WHAT TO DO: Transcribe each record below word for word.

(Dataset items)
==================================================
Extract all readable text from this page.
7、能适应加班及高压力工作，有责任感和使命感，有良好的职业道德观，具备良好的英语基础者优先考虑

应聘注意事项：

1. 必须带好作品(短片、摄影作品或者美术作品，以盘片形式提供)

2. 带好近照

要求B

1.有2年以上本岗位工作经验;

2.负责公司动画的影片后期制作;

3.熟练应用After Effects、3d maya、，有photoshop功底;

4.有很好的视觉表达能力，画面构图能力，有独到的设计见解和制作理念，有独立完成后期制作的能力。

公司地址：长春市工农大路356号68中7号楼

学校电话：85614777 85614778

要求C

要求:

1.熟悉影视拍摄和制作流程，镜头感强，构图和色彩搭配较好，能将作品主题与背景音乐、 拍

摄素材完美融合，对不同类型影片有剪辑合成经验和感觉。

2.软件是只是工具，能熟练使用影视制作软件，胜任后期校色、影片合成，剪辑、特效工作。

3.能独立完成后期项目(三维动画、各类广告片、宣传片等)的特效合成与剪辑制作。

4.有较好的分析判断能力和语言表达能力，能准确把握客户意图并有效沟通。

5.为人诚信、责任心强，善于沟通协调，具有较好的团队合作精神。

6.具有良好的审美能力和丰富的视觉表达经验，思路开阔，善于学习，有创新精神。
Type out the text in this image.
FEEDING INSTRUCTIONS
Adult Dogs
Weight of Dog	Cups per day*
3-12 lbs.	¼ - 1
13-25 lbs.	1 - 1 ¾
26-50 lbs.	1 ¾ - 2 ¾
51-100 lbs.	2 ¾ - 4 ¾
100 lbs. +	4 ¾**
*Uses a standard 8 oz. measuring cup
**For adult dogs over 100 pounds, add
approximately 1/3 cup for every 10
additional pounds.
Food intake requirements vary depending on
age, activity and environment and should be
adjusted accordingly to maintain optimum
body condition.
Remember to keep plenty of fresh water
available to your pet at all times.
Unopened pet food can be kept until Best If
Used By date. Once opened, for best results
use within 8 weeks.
==================================================
RESULT OF THE EXERCISE:
Extract all readable text from this page.
7、能适应加班及高压力工作，有责任感和使命感，有良好的职业道德观，具备良好的英语基础者优先考虑

应聘注意事项：

1. 必须带好作品(短片、摄影作品或者美术作品，以盘片形式提供)

2. 带好近照

要求B

1.有2年以上本岗位工作经验;

2.负责公司动画的影片后期制作;

3.熟练应用After Effects、3d maya、，有photoshop功底;

4.有很好的视觉表达能力，画面构图能力，有独到的设计见解和制作理念，有独立完成后期制作的能力。

公司地址：长春市工农大路356号68中7号楼

学校电话：85614777 85614778

要求C

要求:

1.熟悉影视拍摄和制作流程，镜头感强，构图和色彩搭配较好，能将作品主题与背景音乐、 拍

摄素材完美融合，对不同类型影片有剪辑合成经验和感觉。

2.软件是只是工具，能熟练使用影视制作软件，胜任后期校色、影片合成，剪辑、特效工作。

3.能独立完成后期项目(三维动画、各类广告片、宣传片等)的特效合成与剪辑制作。

4.有较好的分析判断能力和语言表达能力，能准确把握客户意图并有效沟通。

5.为人诚信、责任心强，善于沟通协调，具有较好的团队合作精神。

6.具有良好的审美能力和丰富的视觉表达经验，思路开阔，善于学习，有创新精神。
Type out the text in this image.
FEEDING INSTRUCTIONS
Adult Dogs
Weight of Dog	Cups per day*
3-12 lbs.	¼ - 1
13-25 lbs.	1 - 1 ¾
26-50 lbs.	1 ¾ - 2 ¾
51-100 lbs.	2 ¾ - 4 ¾
100 lbs. +	4 ¾**
*Uses a standard 8 oz. measuring cup
**For adult dogs over 100 pounds, add
approximately 1/3 cup for every 10
additional pounds.
Food intake requirements vary depending on
age, activity and environment and should be
adjusted accordingly to maintain optimum
body condition.
Remember to keep plenty of fresh water
available to your pet at all times.
Unopened pet food can be kept until Best If
Used By date. Once opened, for best results
use within 8 weeks.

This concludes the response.